Exercise materials:
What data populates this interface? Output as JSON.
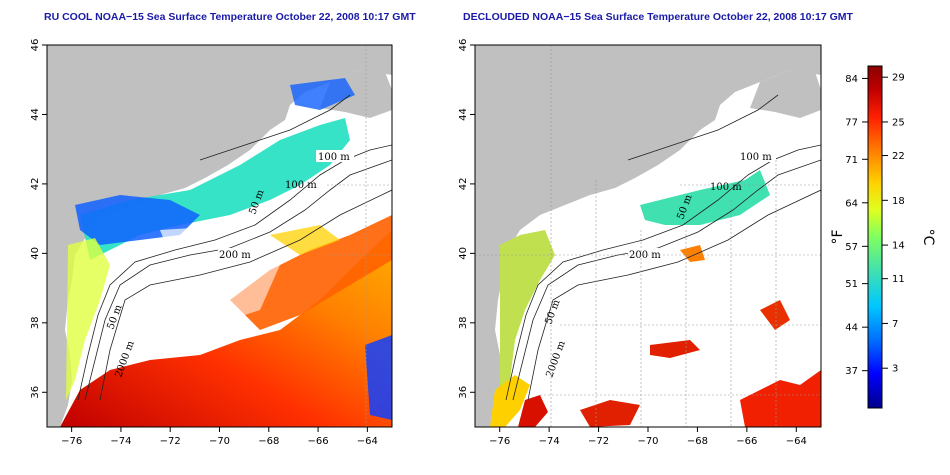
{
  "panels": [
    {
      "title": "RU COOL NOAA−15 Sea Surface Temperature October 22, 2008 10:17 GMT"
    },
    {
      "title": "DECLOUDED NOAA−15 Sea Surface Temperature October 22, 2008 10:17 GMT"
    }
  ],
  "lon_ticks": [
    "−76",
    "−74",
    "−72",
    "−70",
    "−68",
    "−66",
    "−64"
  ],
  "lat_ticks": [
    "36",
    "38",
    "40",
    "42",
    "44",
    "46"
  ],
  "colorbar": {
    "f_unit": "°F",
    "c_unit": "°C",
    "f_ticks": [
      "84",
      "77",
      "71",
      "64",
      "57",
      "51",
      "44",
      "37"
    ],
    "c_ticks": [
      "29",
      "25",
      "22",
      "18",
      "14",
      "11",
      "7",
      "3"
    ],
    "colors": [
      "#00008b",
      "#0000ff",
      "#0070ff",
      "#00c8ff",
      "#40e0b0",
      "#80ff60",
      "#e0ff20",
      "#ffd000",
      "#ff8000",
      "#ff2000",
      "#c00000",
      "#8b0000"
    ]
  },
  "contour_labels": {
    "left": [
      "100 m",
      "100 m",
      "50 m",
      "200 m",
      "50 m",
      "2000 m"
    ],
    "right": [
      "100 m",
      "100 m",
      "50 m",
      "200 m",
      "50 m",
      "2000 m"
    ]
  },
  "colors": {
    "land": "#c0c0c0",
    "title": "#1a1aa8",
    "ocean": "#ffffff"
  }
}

The task: Transcribe each line above verbatim, with the pictures left out.

Solution for this problem:
What data populates this interface? Output as JSON.
{
  "panels": [
    {
      "title": "RU COOL NOAA−15 Sea Surface Temperature October 22, 2008 10:17 GMT"
    },
    {
      "title": "DECLOUDED NOAA−15 Sea Surface Temperature October 22, 2008 10:17 GMT"
    }
  ],
  "lon_ticks": [
    "−76",
    "−74",
    "−72",
    "−70",
    "−68",
    "−66",
    "−64"
  ],
  "lat_ticks": [
    "36",
    "38",
    "40",
    "42",
    "44",
    "46"
  ],
  "colorbar": {
    "f_unit": "°F",
    "c_unit": "°C",
    "f_ticks": [
      "84",
      "77",
      "71",
      "64",
      "57",
      "51",
      "44",
      "37"
    ],
    "c_ticks": [
      "29",
      "25",
      "22",
      "18",
      "14",
      "11",
      "7",
      "3"
    ],
    "colors": [
      "#00008b",
      "#0000ff",
      "#0070ff",
      "#00c8ff",
      "#40e0b0",
      "#80ff60",
      "#e0ff20",
      "#ffd000",
      "#ff8000",
      "#ff2000",
      "#c00000",
      "#8b0000"
    ]
  },
  "contour_labels": {
    "left": [
      "100 m",
      "100 m",
      "50 m",
      "200 m",
      "50 m",
      "2000 m"
    ],
    "right": [
      "100 m",
      "100 m",
      "50 m",
      "200 m",
      "50 m",
      "2000 m"
    ]
  },
  "colors": {
    "land": "#c0c0c0",
    "title": "#1a1aa8",
    "ocean": "#ffffff"
  }
}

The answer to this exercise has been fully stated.